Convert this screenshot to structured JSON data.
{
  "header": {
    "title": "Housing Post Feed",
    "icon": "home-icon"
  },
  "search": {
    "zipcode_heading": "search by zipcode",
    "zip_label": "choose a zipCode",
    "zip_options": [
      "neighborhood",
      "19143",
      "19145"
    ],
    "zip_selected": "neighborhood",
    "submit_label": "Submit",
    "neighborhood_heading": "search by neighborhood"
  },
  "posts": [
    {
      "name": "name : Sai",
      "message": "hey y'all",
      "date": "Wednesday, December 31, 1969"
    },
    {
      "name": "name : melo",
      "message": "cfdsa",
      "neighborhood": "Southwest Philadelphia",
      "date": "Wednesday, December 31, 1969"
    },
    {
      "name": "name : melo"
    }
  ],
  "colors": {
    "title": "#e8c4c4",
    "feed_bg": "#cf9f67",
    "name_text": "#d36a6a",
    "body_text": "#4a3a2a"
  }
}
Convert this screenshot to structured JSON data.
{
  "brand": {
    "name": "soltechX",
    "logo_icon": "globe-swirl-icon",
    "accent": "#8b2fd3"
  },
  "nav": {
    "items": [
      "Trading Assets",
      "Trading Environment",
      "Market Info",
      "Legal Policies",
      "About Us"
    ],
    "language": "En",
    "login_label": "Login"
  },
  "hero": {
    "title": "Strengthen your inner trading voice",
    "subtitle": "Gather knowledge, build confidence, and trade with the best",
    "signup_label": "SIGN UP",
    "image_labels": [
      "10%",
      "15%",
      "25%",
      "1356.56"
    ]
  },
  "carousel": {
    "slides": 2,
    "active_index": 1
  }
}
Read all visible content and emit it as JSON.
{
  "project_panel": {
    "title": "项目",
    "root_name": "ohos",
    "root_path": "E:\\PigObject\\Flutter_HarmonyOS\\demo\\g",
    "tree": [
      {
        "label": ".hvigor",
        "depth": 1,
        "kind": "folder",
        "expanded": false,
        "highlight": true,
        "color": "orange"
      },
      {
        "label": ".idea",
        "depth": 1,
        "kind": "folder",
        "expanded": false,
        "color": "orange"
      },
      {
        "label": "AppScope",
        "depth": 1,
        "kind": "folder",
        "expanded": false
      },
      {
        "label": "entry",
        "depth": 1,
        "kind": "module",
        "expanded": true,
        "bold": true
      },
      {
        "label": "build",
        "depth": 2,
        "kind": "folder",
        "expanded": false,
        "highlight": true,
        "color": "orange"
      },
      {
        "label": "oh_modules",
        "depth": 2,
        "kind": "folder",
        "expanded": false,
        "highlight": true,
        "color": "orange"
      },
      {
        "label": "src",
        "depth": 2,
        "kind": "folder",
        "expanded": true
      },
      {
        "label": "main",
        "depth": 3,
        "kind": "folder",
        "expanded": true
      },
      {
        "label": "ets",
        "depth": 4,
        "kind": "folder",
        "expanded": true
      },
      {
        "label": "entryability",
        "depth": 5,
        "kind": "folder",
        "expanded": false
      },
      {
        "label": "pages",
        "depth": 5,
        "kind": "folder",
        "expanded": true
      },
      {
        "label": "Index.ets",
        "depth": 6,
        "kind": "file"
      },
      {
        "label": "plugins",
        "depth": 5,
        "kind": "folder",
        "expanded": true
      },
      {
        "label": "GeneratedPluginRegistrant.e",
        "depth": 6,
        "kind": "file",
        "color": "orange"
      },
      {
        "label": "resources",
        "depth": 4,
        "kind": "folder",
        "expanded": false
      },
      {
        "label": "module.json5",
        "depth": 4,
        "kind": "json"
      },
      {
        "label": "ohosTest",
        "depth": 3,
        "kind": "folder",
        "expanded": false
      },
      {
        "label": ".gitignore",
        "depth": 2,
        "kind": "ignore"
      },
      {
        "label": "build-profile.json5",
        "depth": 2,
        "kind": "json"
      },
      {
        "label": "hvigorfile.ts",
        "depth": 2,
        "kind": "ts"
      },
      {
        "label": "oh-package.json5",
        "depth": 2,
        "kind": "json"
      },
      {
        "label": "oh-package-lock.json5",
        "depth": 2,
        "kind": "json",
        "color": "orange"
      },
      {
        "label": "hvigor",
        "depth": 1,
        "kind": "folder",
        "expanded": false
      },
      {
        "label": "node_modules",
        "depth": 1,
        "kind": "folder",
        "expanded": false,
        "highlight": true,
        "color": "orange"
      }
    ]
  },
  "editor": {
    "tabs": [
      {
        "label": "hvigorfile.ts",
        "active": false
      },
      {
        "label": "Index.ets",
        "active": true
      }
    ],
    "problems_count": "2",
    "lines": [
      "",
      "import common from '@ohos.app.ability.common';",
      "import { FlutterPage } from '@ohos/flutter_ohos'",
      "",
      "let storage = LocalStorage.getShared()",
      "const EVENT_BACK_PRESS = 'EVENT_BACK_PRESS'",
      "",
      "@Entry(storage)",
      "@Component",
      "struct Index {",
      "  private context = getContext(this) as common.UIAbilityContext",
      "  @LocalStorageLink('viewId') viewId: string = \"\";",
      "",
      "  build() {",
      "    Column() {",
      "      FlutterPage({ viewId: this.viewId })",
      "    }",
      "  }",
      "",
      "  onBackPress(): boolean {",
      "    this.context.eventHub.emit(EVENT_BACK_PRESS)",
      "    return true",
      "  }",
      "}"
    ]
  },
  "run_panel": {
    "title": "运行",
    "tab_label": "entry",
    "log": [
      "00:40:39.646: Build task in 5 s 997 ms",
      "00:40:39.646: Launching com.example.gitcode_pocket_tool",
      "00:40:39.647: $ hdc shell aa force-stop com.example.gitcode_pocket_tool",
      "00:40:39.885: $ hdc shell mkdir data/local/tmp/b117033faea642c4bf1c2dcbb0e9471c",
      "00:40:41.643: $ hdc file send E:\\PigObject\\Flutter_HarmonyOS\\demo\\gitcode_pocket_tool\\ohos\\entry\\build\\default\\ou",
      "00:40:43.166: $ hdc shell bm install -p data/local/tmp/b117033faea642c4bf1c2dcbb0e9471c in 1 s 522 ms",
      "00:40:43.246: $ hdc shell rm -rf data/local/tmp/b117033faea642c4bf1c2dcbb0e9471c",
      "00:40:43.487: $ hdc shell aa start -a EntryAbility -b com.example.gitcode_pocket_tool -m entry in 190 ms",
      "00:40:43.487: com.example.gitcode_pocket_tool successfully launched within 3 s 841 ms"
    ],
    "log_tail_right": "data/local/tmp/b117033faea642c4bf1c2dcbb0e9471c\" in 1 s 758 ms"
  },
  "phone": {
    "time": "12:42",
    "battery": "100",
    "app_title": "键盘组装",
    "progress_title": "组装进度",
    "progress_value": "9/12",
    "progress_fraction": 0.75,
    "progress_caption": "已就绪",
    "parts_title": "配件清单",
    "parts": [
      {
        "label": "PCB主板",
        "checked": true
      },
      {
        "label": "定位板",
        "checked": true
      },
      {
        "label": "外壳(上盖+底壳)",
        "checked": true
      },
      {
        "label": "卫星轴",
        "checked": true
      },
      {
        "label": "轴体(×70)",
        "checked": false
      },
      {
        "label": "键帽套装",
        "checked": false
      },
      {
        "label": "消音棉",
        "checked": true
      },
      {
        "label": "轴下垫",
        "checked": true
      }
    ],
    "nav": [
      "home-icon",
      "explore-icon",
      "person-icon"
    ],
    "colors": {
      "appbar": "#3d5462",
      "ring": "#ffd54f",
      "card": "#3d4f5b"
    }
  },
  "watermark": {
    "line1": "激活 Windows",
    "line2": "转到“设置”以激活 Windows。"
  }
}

================

# INSTRUCTION
Give the listing again, word for word.

# WRITTEN SOLUTION
Convert this screenshot to structured JSON data.
{
  "header": {
    "title": "Housing Post Feed",
    "icon": "home-icon"
  },
  "search": {
    "zipcode_heading": "search by zipcode",
    "zip_label": "choose a zipCode",
    "zip_options": [
      "neighborhood",
      "19143",
      "19145"
    ],
    "zip_selected": "neighborhood",
    "submit_label": "Submit",
    "neighborhood_heading": "search by neighborhood"
  },
  "posts": [
    {
      "name": "name : Sai",
      "message": "hey y'all",
      "date": "Wednesday, December 31, 1969"
    },
    {
      "name": "name : melo",
      "message": "cfdsa",
      "neighborhood": "Southwest Philadelphia",
      "date": "Wednesday, December 31, 1969"
    },
    {
      "name": "name : melo"
    }
  ],
  "colors": {
    "title": "#e8c4c4",
    "feed_bg": "#cf9f67",
    "name_text": "#d36a6a",
    "body_text": "#4a3a2a"
  }
}
Convert this screenshot to structured JSON data.
{
  "brand": {
    "name": "soltechX",
    "logo_icon": "globe-swirl-icon",
    "accent": "#8b2fd3"
  },
  "nav": {
    "items": [
      "Trading Assets",
      "Trading Environment",
      "Market Info",
      "Legal Policies",
      "About Us"
    ],
    "language": "En",
    "login_label": "Login"
  },
  "hero": {
    "title": "Strengthen your inner trading voice",
    "subtitle": "Gather knowledge, build confidence, and trade with the best",
    "signup_label": "SIGN UP",
    "image_labels": [
      "10%",
      "15%",
      "25%",
      "1356.56"
    ]
  },
  "carousel": {
    "slides": 2,
    "active_index": 1
  }
}
Read all visible content and emit it as JSON.
{
  "project_panel": {
    "title": "项目",
    "root_name": "ohos",
    "root_path": "E:\\PigObject\\Flutter_HarmonyOS\\demo\\g",
    "tree": [
      {
        "label": ".hvigor",
        "depth": 1,
        "kind": "folder",
        "expanded": false,
        "highlight": true,
        "color": "orange"
      },
      {
        "label": ".idea",
        "depth": 1,
        "kind": "folder",
        "expanded": false,
        "color": "orange"
      },
      {
        "label": "AppScope",
        "depth": 1,
        "kind": "folder",
        "expanded": false
      },
      {
        "label": "entry",
        "depth": 1,
        "kind": "module",
        "expanded": true,
        "bold": true
      },
      {
        "label": "build",
        "depth": 2,
        "kind": "folder",
        "expanded": false,
        "highlight": true,
        "color": "orange"
      },
      {
        "label": "oh_modules",
        "depth": 2,
        "kind": "folder",
        "expanded": false,
        "highlight": true,
        "color": "orange"
      },
      {
        "label": "src",
        "depth": 2,
        "kind": "folder",
        "expanded": true
      },
      {
        "label": "main",
        "depth": 3,
        "kind": "folder",
        "expanded": true
      },
      {
        "label": "ets",
        "depth": 4,
        "kind": "folder",
        "expanded": true
      },
      {
        "label": "entryability",
        "depth": 5,
        "kind": "folder",
        "expanded": false
      },
      {
        "label": "pages",
        "depth": 5,
        "kind": "folder",
        "expanded": true
      },
      {
        "label": "Index.ets",
        "depth": 6,
        "kind": "file"
      },
      {
        "label": "plugins",
        "depth": 5,
        "kind": "folder",
        "expanded": true
      },
      {
        "label": "GeneratedPluginRegistrant.e",
        "depth": 6,
        "kind": "file",
        "color": "orange"
      },
      {
        "label": "resources",
        "depth": 4,
        "kind": "folder",
        "expanded": false
      },
      {
        "label": "module.json5",
        "depth": 4,
        "kind": "json"
      },
      {
        "label": "ohosTest",
        "depth": 3,
        "kind": "folder",
        "expanded": false
      },
      {
        "label": ".gitignore",
        "depth": 2,
        "kind": "ignore"
      },
      {
        "label": "build-profile.json5",
        "depth": 2,
        "kind": "json"
      },
      {
        "label": "hvigorfile.ts",
        "depth": 2,
        "kind": "ts"
      },
      {
        "label": "oh-package.json5",
        "depth": 2,
        "kind": "json"
      },
      {
        "label": "oh-package-lock.json5",
        "depth": 2,
        "kind": "json",
        "color": "orange"
      },
      {
        "label": "hvigor",
        "depth": 1,
        "kind": "folder",
        "expanded": false
      },
      {
        "label": "node_modules",
        "depth": 1,
        "kind": "folder",
        "expanded": false,
        "highlight": true,
        "color": "orange"
      }
    ]
  },
  "editor": {
    "tabs": [
      {
        "label": "hvigorfile.ts",
        "active": false
      },
      {
        "label": "Index.ets",
        "active": true
      }
    ],
    "problems_count": "2",
    "lines": [
      "",
      "import common from '@ohos.app.ability.common';",
      "import { FlutterPage } from '@ohos/flutter_ohos'",
      "",
      "let storage = LocalStorage.getShared()",
      "const EVENT_BACK_PRESS = 'EVENT_BACK_PRESS'",
      "",
      "@Entry(storage)",
      "@Component",
      "struct Index {",
      "  private context = getContext(this) as common.UIAbilityContext",
      "  @LocalStorageLink('viewId') viewId: string = \"\";",
      "",
      "  build() {",
      "    Column() {",
      "      FlutterPage({ viewId: this.viewId })",
      "    }",
      "  }",
      "",
      "  onBackPress(): boolean {",
      "    this.context.eventHub.emit(EVENT_BACK_PRESS)",
      "    return true",
      "  }",
      "}"
    ]
  },
  "run_panel": {
    "title": "运行",
    "tab_label": "entry",
    "log": [
      "00:40:39.646: Build task in 5 s 997 ms",
      "00:40:39.646: Launching com.example.gitcode_pocket_tool",
      "00:40:39.647: $ hdc shell aa force-stop com.example.gitcode_pocket_tool",
      "00:40:39.885: $ hdc shell mkdir data/local/tmp/b117033faea642c4bf1c2dcbb0e9471c",
      "00:40:41.643: $ hdc file send E:\\PigObject\\Flutter_HarmonyOS\\demo\\gitcode_pocket_tool\\ohos\\entry\\build\\default\\ou",
      "00:40:43.166: $ hdc shell bm install -p data/local/tmp/b117033faea642c4bf1c2dcbb0e9471c in 1 s 522 ms",
      "00:40:43.246: $ hdc shell rm -rf data/local/tmp/b117033faea642c4bf1c2dcbb0e9471c",
      "00:40:43.487: $ hdc shell aa start -a EntryAbility -b com.example.gitcode_pocket_tool -m entry in 190 ms",
      "00:40:43.487: com.example.gitcode_pocket_tool successfully launched within 3 s 841 ms"
    ],
    "log_tail_right": "data/local/tmp/b117033faea642c4bf1c2dcbb0e9471c\" in 1 s 758 ms"
  },
  "phone": {
    "time": "12:42",
    "battery": "100",
    "app_title": "键盘组装",
    "progress_title": "组装进度",
    "progress_value": "9/12",
    "progress_fraction": 0.75,
    "progress_caption": "已就绪",
    "parts_title": "配件清单",
    "parts": [
      {
        "label": "PCB主板",
        "checked": true
      },
      {
        "label": "定位板",
        "checked": true
      },
      {
        "label": "外壳(上盖+底壳)",
        "checked": true
      },
      {
        "label": "卫星轴",
        "checked": true
      },
      {
        "label": "轴体(×70)",
        "checked": false
      },
      {
        "label": "键帽套装",
        "checked": false
      },
      {
        "label": "消音棉",
        "checked": true
      },
      {
        "label": "轴下垫",
        "checked": true
      }
    ],
    "nav": [
      "home-icon",
      "explore-icon",
      "person-icon"
    ],
    "colors": {
      "appbar": "#3d5462",
      "ring": "#ffd54f",
      "card": "#3d4f5b"
    }
  },
  "watermark": {
    "line1": "激活 Windows",
    "line2": "转到“设置”以激活 Windows。"
  }
}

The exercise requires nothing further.